++++ STORED RECORDS

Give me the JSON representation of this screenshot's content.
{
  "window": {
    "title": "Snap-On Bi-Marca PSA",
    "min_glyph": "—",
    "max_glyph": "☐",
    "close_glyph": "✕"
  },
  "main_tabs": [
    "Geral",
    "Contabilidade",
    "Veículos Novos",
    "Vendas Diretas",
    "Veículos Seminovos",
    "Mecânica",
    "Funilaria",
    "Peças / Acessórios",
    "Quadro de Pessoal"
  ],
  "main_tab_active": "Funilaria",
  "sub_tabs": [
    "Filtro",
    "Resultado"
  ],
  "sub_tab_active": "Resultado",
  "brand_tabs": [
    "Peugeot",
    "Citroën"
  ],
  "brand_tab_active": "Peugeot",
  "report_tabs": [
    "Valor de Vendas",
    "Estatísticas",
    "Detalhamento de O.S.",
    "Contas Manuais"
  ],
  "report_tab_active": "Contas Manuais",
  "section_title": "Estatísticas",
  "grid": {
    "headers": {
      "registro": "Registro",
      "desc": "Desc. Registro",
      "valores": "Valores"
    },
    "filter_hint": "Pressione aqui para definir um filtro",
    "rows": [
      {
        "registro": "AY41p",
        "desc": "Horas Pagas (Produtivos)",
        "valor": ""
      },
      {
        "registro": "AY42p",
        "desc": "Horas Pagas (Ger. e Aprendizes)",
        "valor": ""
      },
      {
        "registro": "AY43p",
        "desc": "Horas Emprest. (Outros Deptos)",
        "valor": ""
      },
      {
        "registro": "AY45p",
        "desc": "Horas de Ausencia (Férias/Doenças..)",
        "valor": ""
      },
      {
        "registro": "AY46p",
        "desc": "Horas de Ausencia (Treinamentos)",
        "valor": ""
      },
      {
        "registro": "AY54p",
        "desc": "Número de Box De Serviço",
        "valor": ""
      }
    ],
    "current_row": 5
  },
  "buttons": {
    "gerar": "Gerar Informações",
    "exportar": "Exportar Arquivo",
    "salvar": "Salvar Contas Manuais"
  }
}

++++++++

AIM -> Only the number is wanted: how many lines in the data include the string "Resultado"?

THE RESULT -> 2